» **What is asked**:
Reproduce the data exactly and drop any pictures it holds.

[Stored data]

--------

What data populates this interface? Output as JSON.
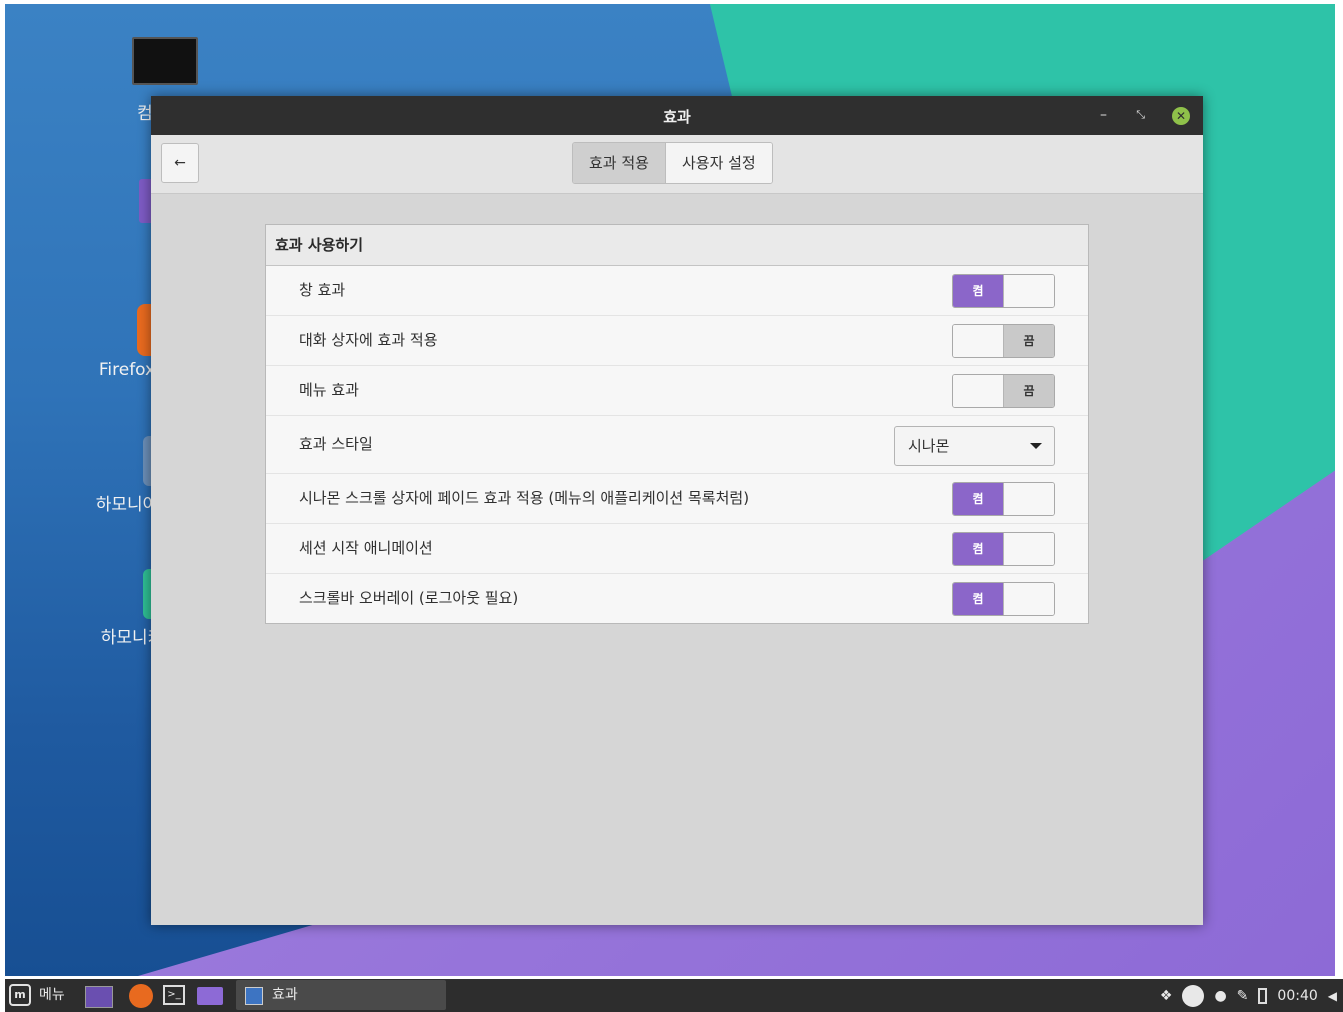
{
  "desktop": {
    "icons": [
      {
        "label": "컴"
      },
      {
        "label": ""
      },
      {
        "label": "Firefox"
      },
      {
        "label": "하모니아"
      },
      {
        "label": "하모니카"
      }
    ]
  },
  "window": {
    "title": "효과",
    "controls": {
      "minimize": "–",
      "restore": "⤡",
      "close": "✕"
    }
  },
  "toolbar": {
    "back_icon": "←",
    "tabs": [
      {
        "label": "효과 적용",
        "active": true
      },
      {
        "label": "사용자 설정",
        "active": false
      }
    ]
  },
  "section": {
    "title": "효과 사용하기",
    "rows": [
      {
        "label": "창 효과",
        "type": "switch",
        "state": "on",
        "on_text": "켬",
        "off_text": "끔"
      },
      {
        "label": "대화 상자에 효과 적용",
        "type": "switch",
        "state": "off",
        "on_text": "켬",
        "off_text": "끔"
      },
      {
        "label": "메뉴 효과",
        "type": "switch",
        "state": "off",
        "on_text": "켬",
        "off_text": "끔"
      },
      {
        "label": "효과 스타일",
        "type": "combo",
        "value": "시나몬"
      },
      {
        "label": "시나몬 스크롤 상자에 페이드 효과 적용 (메뉴의 애플리케이션 목록처럼)",
        "type": "switch",
        "state": "on",
        "on_text": "켬",
        "off_text": "끔"
      },
      {
        "label": "세션 시작 애니메이션",
        "type": "switch",
        "state": "on",
        "on_text": "켬",
        "off_text": "끔"
      },
      {
        "label": "스크롤바 오버레이 (로그아웃 필요)",
        "type": "switch",
        "state": "on",
        "on_text": "켬",
        "off_text": "끔"
      }
    ]
  },
  "panel": {
    "menu_label": "메뉴",
    "task_label": "효과",
    "clock": "00:40",
    "accent": "#8b66c9"
  }
}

--------

» **The reply**:
What data populates this interface? Output as JSON.
{
  "desktop": {
    "icons": [
      {
        "label": "컴"
      },
      {
        "label": ""
      },
      {
        "label": "Firefox"
      },
      {
        "label": "하모니아"
      },
      {
        "label": "하모니카"
      }
    ]
  },
  "window": {
    "title": "효과",
    "controls": {
      "minimize": "–",
      "restore": "⤡",
      "close": "✕"
    }
  },
  "toolbar": {
    "back_icon": "←",
    "tabs": [
      {
        "label": "효과 적용",
        "active": true
      },
      {
        "label": "사용자 설정",
        "active": false
      }
    ]
  },
  "section": {
    "title": "효과 사용하기",
    "rows": [
      {
        "label": "창 효과",
        "type": "switch",
        "state": "on",
        "on_text": "켬",
        "off_text": "끔"
      },
      {
        "label": "대화 상자에 효과 적용",
        "type": "switch",
        "state": "off",
        "on_text": "켬",
        "off_text": "끔"
      },
      {
        "label": "메뉴 효과",
        "type": "switch",
        "state": "off",
        "on_text": "켬",
        "off_text": "끔"
      },
      {
        "label": "효과 스타일",
        "type": "combo",
        "value": "시나몬"
      },
      {
        "label": "시나몬 스크롤 상자에 페이드 효과 적용 (메뉴의 애플리케이션 목록처럼)",
        "type": "switch",
        "state": "on",
        "on_text": "켬",
        "off_text": "끔"
      },
      {
        "label": "세션 시작 애니메이션",
        "type": "switch",
        "state": "on",
        "on_text": "켬",
        "off_text": "끔"
      },
      {
        "label": "스크롤바 오버레이 (로그아웃 필요)",
        "type": "switch",
        "state": "on",
        "on_text": "켬",
        "off_text": "끔"
      }
    ]
  },
  "panel": {
    "menu_label": "메뉴",
    "task_label": "효과",
    "clock": "00:40",
    "accent": "#8b66c9"
  }
}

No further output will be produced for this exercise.